Exercise task: Find every line in the records below that holds the word "Density" and copy it.
======
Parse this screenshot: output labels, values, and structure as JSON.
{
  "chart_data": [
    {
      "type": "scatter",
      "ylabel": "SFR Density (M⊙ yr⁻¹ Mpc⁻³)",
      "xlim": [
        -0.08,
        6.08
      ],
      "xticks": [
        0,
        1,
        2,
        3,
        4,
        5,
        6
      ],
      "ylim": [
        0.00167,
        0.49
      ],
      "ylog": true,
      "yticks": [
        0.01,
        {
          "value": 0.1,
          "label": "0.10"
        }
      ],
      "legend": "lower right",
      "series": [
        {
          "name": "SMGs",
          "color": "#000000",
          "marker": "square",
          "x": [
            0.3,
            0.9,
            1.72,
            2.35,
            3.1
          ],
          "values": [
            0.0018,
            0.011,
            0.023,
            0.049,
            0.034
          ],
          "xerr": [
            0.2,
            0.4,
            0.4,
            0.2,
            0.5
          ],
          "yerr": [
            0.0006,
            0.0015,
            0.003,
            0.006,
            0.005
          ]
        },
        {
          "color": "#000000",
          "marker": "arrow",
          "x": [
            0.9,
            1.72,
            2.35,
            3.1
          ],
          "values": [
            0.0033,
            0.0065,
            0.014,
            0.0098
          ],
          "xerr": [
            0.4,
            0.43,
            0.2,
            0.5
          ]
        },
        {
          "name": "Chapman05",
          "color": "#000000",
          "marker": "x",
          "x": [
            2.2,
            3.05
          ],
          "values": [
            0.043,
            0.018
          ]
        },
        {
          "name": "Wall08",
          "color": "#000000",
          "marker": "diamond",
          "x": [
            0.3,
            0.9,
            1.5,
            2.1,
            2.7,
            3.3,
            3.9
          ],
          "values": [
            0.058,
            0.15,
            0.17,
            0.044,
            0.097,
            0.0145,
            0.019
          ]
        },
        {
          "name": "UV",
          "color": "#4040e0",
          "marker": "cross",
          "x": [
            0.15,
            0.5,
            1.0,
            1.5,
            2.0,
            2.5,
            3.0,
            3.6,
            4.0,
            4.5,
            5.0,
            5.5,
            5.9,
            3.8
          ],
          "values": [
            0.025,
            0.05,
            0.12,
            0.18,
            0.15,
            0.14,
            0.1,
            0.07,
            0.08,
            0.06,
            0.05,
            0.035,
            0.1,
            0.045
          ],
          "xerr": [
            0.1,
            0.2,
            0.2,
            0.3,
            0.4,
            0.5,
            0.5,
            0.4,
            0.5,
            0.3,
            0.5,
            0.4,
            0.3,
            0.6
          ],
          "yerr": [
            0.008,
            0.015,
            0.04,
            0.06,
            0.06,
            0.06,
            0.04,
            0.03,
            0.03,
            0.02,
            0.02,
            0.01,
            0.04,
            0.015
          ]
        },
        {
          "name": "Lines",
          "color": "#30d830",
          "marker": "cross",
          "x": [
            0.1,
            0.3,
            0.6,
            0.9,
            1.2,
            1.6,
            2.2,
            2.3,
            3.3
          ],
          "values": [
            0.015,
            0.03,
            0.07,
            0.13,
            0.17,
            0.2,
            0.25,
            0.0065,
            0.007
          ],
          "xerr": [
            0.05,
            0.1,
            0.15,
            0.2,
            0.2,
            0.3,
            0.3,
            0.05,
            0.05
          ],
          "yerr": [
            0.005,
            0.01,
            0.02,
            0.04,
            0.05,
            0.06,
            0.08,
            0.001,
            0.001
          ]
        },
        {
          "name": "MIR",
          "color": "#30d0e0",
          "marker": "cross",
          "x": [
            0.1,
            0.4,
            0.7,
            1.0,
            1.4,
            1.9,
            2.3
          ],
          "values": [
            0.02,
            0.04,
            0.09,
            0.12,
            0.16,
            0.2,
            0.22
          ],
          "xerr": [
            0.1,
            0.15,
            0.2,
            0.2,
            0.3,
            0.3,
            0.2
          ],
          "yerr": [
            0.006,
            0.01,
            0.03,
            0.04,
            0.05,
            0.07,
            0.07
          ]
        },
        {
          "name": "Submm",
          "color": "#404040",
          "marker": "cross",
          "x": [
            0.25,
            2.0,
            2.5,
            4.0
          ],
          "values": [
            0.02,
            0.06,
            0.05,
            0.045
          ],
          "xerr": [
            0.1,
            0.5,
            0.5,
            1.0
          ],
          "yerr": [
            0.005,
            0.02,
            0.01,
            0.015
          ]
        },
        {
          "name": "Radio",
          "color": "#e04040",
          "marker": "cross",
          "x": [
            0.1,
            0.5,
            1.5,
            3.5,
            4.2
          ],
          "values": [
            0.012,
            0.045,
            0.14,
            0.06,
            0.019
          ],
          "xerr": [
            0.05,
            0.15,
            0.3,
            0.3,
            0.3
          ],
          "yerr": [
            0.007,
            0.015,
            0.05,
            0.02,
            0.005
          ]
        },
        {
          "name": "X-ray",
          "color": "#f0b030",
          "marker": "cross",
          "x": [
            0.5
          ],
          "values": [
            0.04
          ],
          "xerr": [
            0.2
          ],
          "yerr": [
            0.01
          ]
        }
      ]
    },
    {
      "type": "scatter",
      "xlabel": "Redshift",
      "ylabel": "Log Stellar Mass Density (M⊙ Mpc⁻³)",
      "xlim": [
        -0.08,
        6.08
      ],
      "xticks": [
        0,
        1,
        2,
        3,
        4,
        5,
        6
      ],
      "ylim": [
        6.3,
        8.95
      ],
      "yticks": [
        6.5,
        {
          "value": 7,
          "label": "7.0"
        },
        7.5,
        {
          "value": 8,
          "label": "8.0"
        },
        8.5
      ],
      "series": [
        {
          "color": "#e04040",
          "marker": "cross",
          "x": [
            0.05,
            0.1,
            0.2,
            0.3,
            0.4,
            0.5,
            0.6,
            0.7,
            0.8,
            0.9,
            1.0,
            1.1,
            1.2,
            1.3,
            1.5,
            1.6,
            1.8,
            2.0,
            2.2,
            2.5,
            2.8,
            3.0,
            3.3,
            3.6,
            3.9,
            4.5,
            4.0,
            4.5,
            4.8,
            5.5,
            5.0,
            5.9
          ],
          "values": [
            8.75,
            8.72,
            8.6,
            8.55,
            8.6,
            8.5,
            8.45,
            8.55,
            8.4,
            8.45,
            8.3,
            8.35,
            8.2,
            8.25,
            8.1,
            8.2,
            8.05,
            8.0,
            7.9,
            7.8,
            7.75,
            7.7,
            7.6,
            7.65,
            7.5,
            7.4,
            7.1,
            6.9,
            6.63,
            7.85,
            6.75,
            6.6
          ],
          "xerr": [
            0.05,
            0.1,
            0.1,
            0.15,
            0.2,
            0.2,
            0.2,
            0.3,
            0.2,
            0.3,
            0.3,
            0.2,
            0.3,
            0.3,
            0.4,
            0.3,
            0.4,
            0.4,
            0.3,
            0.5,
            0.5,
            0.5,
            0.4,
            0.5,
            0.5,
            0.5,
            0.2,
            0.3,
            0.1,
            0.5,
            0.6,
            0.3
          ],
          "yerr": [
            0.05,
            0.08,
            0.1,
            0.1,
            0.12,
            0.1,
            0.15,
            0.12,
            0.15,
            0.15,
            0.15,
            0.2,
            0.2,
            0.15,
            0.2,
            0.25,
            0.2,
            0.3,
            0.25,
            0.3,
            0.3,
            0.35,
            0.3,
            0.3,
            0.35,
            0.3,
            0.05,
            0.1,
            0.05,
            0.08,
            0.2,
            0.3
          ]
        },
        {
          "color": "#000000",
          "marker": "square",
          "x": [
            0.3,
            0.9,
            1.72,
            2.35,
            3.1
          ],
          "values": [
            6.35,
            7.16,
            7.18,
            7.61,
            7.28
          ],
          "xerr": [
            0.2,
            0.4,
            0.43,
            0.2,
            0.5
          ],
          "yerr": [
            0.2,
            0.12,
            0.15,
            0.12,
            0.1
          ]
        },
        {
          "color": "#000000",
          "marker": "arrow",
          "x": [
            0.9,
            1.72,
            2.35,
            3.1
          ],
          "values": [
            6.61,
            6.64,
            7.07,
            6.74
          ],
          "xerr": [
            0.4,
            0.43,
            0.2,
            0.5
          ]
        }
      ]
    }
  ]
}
======
Solution to the problem:
      "ylabel": "SFR Density (M⊙ yr⁻¹ Mpc⁻³)",
      "ylabel": "Log Stellar Mass Density (M⊙ Mpc⁻³)",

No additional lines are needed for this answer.